* Instructions to follow
Your task is to gather the lines below that hold the string "watch".

[Rows from a dataset]
※ ※ ※

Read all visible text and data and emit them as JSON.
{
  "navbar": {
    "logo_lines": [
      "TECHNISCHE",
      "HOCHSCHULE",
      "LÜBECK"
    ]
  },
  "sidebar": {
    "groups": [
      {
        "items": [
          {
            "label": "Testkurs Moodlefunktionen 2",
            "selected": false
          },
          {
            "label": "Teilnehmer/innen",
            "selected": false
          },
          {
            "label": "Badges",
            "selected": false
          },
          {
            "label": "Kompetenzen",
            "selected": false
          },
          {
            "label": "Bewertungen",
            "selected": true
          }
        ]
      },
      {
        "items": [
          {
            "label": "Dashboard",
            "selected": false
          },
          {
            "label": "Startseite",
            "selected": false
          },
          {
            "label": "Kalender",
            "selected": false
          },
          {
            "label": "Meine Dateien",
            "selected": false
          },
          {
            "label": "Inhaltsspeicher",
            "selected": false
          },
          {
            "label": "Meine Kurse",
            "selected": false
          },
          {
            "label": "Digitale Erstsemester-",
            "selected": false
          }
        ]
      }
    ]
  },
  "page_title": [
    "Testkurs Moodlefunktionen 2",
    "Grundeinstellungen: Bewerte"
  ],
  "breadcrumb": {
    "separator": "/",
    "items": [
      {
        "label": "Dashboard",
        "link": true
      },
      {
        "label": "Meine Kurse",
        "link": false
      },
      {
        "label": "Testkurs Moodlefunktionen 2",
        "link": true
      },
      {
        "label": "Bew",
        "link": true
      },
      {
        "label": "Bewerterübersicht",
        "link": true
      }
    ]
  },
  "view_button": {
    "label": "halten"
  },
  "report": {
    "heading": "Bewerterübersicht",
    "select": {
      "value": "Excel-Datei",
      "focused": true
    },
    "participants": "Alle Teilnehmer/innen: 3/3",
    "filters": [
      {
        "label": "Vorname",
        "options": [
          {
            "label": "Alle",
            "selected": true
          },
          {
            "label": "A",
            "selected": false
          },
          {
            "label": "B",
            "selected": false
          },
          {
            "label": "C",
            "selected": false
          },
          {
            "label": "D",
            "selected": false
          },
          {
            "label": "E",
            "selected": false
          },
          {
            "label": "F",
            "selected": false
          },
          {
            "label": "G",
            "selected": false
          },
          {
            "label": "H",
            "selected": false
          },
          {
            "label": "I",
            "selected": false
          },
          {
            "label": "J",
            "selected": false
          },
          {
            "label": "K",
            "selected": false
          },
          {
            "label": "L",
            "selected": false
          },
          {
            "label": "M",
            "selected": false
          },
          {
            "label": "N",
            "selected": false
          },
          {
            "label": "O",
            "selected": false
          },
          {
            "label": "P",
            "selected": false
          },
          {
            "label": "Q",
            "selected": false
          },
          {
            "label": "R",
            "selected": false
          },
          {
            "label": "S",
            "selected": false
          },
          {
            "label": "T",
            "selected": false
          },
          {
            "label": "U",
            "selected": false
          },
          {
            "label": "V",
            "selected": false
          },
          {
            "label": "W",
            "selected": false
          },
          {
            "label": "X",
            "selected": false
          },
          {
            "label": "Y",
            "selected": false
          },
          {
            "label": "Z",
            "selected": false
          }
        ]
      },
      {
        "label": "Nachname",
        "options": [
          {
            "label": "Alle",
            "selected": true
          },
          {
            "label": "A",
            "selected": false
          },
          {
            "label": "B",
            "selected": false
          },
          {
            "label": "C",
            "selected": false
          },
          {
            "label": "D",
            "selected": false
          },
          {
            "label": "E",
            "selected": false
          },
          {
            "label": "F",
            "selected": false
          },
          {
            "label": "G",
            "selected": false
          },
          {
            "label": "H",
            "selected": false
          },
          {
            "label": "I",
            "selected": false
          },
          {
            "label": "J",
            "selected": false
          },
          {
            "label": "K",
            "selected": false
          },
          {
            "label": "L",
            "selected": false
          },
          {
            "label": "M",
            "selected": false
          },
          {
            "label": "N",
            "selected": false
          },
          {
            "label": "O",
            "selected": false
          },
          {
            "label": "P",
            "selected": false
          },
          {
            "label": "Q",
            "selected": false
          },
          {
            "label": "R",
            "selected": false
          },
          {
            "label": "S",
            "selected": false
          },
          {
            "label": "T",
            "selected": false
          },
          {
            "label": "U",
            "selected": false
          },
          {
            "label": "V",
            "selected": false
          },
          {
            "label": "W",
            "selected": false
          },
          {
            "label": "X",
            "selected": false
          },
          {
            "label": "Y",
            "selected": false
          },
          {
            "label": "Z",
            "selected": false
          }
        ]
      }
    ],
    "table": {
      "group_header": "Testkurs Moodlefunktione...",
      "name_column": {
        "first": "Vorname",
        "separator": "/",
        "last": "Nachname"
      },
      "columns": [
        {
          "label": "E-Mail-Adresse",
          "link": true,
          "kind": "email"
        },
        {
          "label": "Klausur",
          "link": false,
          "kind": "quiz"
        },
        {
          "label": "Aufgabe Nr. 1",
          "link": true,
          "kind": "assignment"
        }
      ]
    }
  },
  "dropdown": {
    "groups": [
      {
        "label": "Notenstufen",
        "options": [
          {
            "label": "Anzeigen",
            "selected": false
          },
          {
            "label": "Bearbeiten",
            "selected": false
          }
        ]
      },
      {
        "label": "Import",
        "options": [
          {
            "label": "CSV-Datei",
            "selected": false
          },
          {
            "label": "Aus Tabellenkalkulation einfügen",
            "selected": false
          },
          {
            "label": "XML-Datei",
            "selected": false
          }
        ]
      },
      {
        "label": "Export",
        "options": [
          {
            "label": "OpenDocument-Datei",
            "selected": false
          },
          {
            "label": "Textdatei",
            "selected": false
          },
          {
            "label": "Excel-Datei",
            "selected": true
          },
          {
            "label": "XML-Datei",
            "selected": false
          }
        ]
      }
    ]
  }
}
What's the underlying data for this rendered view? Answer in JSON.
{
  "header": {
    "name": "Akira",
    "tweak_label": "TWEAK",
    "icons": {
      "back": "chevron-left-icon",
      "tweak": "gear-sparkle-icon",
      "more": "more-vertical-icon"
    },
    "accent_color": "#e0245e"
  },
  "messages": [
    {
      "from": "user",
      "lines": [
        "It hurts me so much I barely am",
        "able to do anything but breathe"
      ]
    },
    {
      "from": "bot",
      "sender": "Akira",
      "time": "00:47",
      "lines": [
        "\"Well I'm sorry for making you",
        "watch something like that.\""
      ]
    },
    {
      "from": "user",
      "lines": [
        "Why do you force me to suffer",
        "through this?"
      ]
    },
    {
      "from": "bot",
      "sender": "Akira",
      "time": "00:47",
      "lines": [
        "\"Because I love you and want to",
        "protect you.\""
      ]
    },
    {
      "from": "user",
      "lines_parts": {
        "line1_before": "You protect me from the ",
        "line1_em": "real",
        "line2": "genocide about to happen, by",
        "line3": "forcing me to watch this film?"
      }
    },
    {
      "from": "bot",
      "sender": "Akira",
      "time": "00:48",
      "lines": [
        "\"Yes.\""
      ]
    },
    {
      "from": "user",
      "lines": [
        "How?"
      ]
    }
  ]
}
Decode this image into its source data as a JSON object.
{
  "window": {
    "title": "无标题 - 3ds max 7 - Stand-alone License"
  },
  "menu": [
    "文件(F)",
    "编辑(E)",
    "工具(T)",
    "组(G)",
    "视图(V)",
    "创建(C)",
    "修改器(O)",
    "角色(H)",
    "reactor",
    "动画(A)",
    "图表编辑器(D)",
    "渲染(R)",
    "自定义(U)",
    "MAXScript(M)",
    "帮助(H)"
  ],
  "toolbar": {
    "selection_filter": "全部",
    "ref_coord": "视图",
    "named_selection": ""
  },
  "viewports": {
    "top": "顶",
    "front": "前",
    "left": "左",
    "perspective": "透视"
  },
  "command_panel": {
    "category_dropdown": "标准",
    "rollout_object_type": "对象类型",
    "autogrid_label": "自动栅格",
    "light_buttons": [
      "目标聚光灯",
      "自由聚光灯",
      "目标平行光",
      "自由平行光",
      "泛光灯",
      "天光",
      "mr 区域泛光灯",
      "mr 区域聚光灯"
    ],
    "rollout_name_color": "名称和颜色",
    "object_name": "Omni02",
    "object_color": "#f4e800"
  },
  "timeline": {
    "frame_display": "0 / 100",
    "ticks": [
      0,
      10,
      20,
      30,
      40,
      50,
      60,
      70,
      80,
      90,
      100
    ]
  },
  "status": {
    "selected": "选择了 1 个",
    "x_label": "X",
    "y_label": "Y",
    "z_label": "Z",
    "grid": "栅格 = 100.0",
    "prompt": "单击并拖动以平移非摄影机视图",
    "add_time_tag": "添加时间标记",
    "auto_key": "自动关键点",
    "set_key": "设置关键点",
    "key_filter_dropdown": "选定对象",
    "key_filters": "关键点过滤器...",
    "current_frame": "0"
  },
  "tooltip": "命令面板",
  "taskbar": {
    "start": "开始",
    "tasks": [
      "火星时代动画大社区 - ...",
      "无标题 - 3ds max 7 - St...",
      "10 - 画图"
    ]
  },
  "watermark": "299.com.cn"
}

※ ※ ※

* Exercise response
        "watch something like that.\""
        "line3": "forcing me to watch this film?"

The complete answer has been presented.